[Figure record listings]
┌──

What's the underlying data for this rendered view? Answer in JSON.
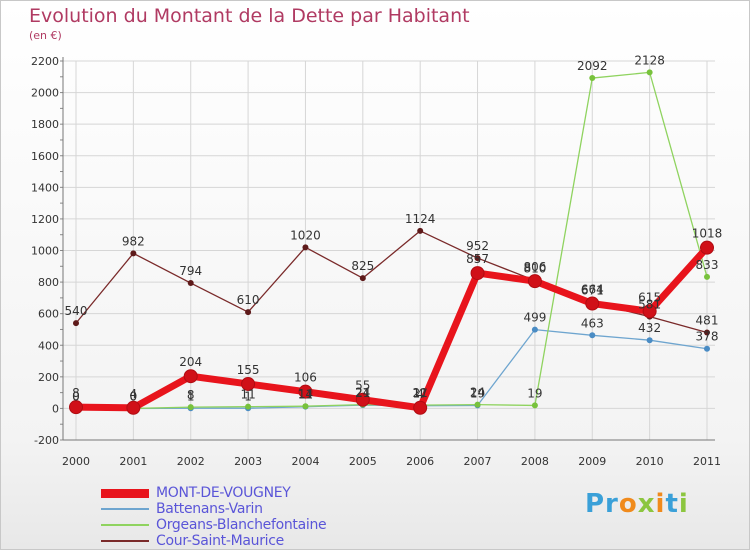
{
  "header": {
    "title": "Evolution du Montant de la Dette par Habitant",
    "subtitle": "(en €)"
  },
  "logo": {
    "text": "Proxiti"
  },
  "colors": {
    "title": "#b03a62",
    "legend_text": "#5a55d8",
    "grid": "#d6d6d6",
    "axis_text": "#333333"
  },
  "chart_data": {
    "type": "line",
    "title": "Evolution du Montant de la Dette par Habitant",
    "subtitle": "(en €)",
    "x": [
      "2000",
      "2001",
      "2002",
      "2003",
      "2004",
      "2005",
      "2006",
      "2007",
      "2008",
      "2009",
      "2010",
      "2011"
    ],
    "y_ticks": [
      "-200",
      "0",
      "200",
      "400",
      "600",
      "800",
      "1000",
      "1200",
      "1400",
      "1600",
      "1800",
      "2000",
      "2200"
    ],
    "ylim": [
      -200,
      2200
    ],
    "grid": true,
    "legend_position": "bottom-left",
    "series": [
      {
        "name": "MONT-DE-VOUGNEY",
        "color": "#e8141c",
        "marker": "#d01018",
        "width": 7,
        "point_radius": 6.5,
        "values": [
          8,
          4,
          204,
          155,
          106,
          55,
          4,
          857,
          806,
          664,
          615,
          1018
        ],
        "labels": [
          "8",
          "4",
          "204",
          "155",
          "106",
          "55",
          "4",
          "857",
          "806",
          "664",
          "615",
          "1018"
        ]
      },
      {
        "name": "Battenans-Varin",
        "color": "#6ea5cf",
        "marker": "#4a8cc4",
        "width": 1.3,
        "point_radius": 3,
        "values": [
          0,
          0,
          1,
          1,
          11,
          21,
          17,
          19,
          499,
          463,
          432,
          378
        ],
        "labels": [
          "0",
          "0",
          "1",
          "1",
          "11",
          "21",
          "17",
          "19",
          "499",
          "463",
          "432",
          "378"
        ]
      },
      {
        "name": "Orgeans-Blanchefontaine",
        "color": "#8fd35f",
        "marker": "#78c23c",
        "width": 1.3,
        "point_radius": 3,
        "values": [
          0,
          0,
          8,
          11,
          14,
          24,
          21,
          24,
          19,
          2092,
          2128,
          833
        ],
        "labels": [
          "0",
          "0",
          "8",
          "11",
          "14",
          "24",
          "21",
          "24",
          "19",
          "2092",
          "2128",
          "833"
        ]
      },
      {
        "name": "Cour-Saint-Maurice",
        "color": "#7a2a2a",
        "marker": "#5e1a1a",
        "width": 1.3,
        "point_radius": 3,
        "values": [
          540,
          982,
          794,
          610,
          1020,
          825,
          1124,
          952,
          810,
          671,
          581,
          481
        ],
        "labels": [
          "540",
          "982",
          "794",
          "610",
          "1020",
          "825",
          "1124",
          "952",
          "810",
          "671",
          "581",
          "481"
        ]
      }
    ]
  }
}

└──

All the lines above are to be reproduced exactly, except the pictures.

What's the underlying data for this rendered view? Answer in JSON.
{
  "header": {
    "title": "Evolution du Montant de la Dette par Habitant",
    "subtitle": "(en €)"
  },
  "logo": {
    "text": "Proxiti"
  },
  "colors": {
    "title": "#b03a62",
    "legend_text": "#5a55d8",
    "grid": "#d6d6d6",
    "axis_text": "#333333"
  },
  "chart_data": {
    "type": "line",
    "title": "Evolution du Montant de la Dette par Habitant",
    "subtitle": "(en €)",
    "x": [
      "2000",
      "2001",
      "2002",
      "2003",
      "2004",
      "2005",
      "2006",
      "2007",
      "2008",
      "2009",
      "2010",
      "2011"
    ],
    "y_ticks": [
      "-200",
      "0",
      "200",
      "400",
      "600",
      "800",
      "1000",
      "1200",
      "1400",
      "1600",
      "1800",
      "2000",
      "2200"
    ],
    "ylim": [
      -200,
      2200
    ],
    "grid": true,
    "legend_position": "bottom-left",
    "series": [
      {
        "name": "MONT-DE-VOUGNEY",
        "color": "#e8141c",
        "marker": "#d01018",
        "width": 7,
        "point_radius": 6.5,
        "values": [
          8,
          4,
          204,
          155,
          106,
          55,
          4,
          857,
          806,
          664,
          615,
          1018
        ],
        "labels": [
          "8",
          "4",
          "204",
          "155",
          "106",
          "55",
          "4",
          "857",
          "806",
          "664",
          "615",
          "1018"
        ]
      },
      {
        "name": "Battenans-Varin",
        "color": "#6ea5cf",
        "marker": "#4a8cc4",
        "width": 1.3,
        "point_radius": 3,
        "values": [
          0,
          0,
          1,
          1,
          11,
          21,
          17,
          19,
          499,
          463,
          432,
          378
        ],
        "labels": [
          "0",
          "0",
          "1",
          "1",
          "11",
          "21",
          "17",
          "19",
          "499",
          "463",
          "432",
          "378"
        ]
      },
      {
        "name": "Orgeans-Blanchefontaine",
        "color": "#8fd35f",
        "marker": "#78c23c",
        "width": 1.3,
        "point_radius": 3,
        "values": [
          0,
          0,
          8,
          11,
          14,
          24,
          21,
          24,
          19,
          2092,
          2128,
          833
        ],
        "labels": [
          "0",
          "0",
          "8",
          "11",
          "14",
          "24",
          "21",
          "24",
          "19",
          "2092",
          "2128",
          "833"
        ]
      },
      {
        "name": "Cour-Saint-Maurice",
        "color": "#7a2a2a",
        "marker": "#5e1a1a",
        "width": 1.3,
        "point_radius": 3,
        "values": [
          540,
          982,
          794,
          610,
          1020,
          825,
          1124,
          952,
          810,
          671,
          581,
          481
        ],
        "labels": [
          "540",
          "982",
          "794",
          "610",
          "1020",
          "825",
          "1124",
          "952",
          "810",
          "671",
          "581",
          "481"
        ]
      }
    ]
  }
}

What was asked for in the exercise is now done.